• [EXERCISES]:
1. Answer these questions from the passage about Edward's wars with France:
(a) In what year did Edward destroy the French fleet?
(b) What goods were traded at the market that Calais became?
(c) Where was David Bruce defeated?
2. Quote the entries word for word, from their very first line down to and including the line containing "chair-bolt bbox=[222, 760, 236, 774]".

• [EXCERPTED PASSAGE]:
Edward now claimed to be a more direct heir through Queen Isabella than Philip, the cousin of Charles IV., who occupied the throne, so he proceeded to vindicate himself against King Philip in the usual way. He destroyed the French fleet in 1340, defeated Philip, though with inferior numbers, at Crécy, and demonstrated for the first time that cannon could be used with injurious results on the enemy.

[Illustration: EDWARD DEMONSTRATED AT THE BATTLE OF CRÉCY THAT CANNON
COULD BE USED WITH VIGOROUS RESULTS.]

In 1346 the Black Prince, as Edward was called, on account of the color of the Russia iron used in making his mackintosh, may be said to have commenced his brilliant military career. He captured Calais,—the key to France,—and made it a flourishing English city and a market for wool, leather, tin, and lead. It so continued for two hundred years.

The Scotch considered this a good time to regain their independence, and David Bruce took charge of the enterprise, but was defeated at Neville's Cross, in 1346, and taken prisoner.

• [TASK MATERIAL]:
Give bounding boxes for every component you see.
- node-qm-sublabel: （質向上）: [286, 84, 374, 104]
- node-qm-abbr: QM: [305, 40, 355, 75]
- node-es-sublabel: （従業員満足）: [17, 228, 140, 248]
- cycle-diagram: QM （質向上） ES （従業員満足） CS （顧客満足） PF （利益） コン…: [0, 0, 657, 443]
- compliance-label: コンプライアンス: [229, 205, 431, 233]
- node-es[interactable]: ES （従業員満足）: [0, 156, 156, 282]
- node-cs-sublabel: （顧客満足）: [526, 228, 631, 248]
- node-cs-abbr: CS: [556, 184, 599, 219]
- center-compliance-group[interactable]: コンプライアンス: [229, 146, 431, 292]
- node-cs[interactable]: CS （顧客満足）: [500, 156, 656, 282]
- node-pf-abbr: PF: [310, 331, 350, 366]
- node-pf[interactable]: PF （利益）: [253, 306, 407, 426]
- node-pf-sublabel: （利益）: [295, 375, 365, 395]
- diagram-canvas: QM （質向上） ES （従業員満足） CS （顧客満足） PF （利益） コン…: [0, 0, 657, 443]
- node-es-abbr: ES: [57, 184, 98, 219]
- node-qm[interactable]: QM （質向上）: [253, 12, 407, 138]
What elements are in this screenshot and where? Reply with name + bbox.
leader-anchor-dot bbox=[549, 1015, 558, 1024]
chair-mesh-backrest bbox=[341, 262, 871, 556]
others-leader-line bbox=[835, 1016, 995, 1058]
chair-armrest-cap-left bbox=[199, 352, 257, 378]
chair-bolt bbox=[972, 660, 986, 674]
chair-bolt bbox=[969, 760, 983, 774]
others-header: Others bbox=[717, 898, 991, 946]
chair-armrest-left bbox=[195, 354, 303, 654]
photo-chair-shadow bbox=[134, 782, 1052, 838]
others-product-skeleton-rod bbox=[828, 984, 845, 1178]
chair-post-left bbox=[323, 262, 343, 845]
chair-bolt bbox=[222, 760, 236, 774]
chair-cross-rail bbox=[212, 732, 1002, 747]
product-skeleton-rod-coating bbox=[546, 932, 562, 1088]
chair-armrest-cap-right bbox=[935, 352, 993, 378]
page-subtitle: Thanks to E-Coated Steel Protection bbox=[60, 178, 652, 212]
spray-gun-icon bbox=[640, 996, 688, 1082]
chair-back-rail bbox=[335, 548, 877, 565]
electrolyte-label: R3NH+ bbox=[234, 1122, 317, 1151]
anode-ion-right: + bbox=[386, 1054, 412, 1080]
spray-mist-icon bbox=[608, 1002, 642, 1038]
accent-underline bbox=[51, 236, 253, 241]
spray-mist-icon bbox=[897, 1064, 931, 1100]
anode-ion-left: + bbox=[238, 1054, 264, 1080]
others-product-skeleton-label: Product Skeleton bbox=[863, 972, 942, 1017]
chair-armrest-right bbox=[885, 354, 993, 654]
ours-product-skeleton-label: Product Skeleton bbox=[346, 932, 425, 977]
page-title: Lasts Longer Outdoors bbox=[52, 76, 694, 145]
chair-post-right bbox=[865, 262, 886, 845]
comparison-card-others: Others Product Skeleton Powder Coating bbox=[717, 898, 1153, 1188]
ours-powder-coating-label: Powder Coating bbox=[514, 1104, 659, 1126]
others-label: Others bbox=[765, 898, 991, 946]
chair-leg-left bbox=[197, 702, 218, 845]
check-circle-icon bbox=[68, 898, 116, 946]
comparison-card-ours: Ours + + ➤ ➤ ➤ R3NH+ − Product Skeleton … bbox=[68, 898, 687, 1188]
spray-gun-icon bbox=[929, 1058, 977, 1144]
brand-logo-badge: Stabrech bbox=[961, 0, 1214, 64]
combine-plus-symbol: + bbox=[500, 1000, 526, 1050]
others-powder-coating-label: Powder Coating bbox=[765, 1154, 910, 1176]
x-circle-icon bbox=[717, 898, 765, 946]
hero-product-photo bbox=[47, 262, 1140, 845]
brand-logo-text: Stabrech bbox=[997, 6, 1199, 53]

• [OUTPUTS]:
1.
(a) 1340
(b) Wool, leather, tin, and lead
(c) At Neville's Cross

2.
Give bounding boxes for every component you see.
- node-qm-sublabel: （質向上）: [286, 84, 374, 104]
- node-qm-abbr: QM: [305, 40, 355, 75]
- node-es-sublabel: （従業員満足）: [17, 228, 140, 248]
- cycle-diagram: QM （質向上） ES （従業員満足） CS （顧客満足） PF （利益） コン…: [0, 0, 657, 443]
- compliance-label: コンプライアンス: [229, 205, 431, 233]
- node-es[interactable]: ES （従業員満足）: [0, 156, 156, 282]
- node-cs-sublabel: （顧客満足）: [526, 228, 631, 248]
- node-cs-abbr: CS: [556, 184, 599, 219]
- center-compliance-group[interactable]: コンプライアンス: [229, 146, 431, 292]
- node-cs[interactable]: CS （顧客満足）: [500, 156, 656, 282]
- node-pf-abbr: PF: [310, 331, 350, 366]
- node-pf[interactable]: PF （利益）: [253, 306, 407, 426]
- node-pf-sublabel: （利益）: [295, 375, 365, 395]
- diagram-canvas: QM （質向上） ES （従業員満足） CS （顧客満足） PF （利益） コン…: [0, 0, 657, 443]
- node-es-abbr: ES: [57, 184, 98, 219]
- node-qm[interactable]: QM （質向上）: [253, 12, 407, 138]
What elements are in this screenshot and where? Reply with name + bbox.
leader-anchor-dot bbox=[549, 1015, 558, 1024]
chair-mesh-backrest bbox=[341, 262, 871, 556]
others-leader-line bbox=[835, 1016, 995, 1058]
chair-armrest-cap-left bbox=[199, 352, 257, 378]
chair-bolt bbox=[972, 660, 986, 674]
chair-bolt bbox=[969, 760, 983, 774]
others-header: Others bbox=[717, 898, 991, 946]
chair-armrest-left bbox=[195, 354, 303, 654]
photo-chair-shadow bbox=[134, 782, 1052, 838]
others-product-skeleton-rod bbox=[828, 984, 845, 1178]
chair-post-left bbox=[323, 262, 343, 845]
chair-bolt bbox=[222, 760, 236, 774]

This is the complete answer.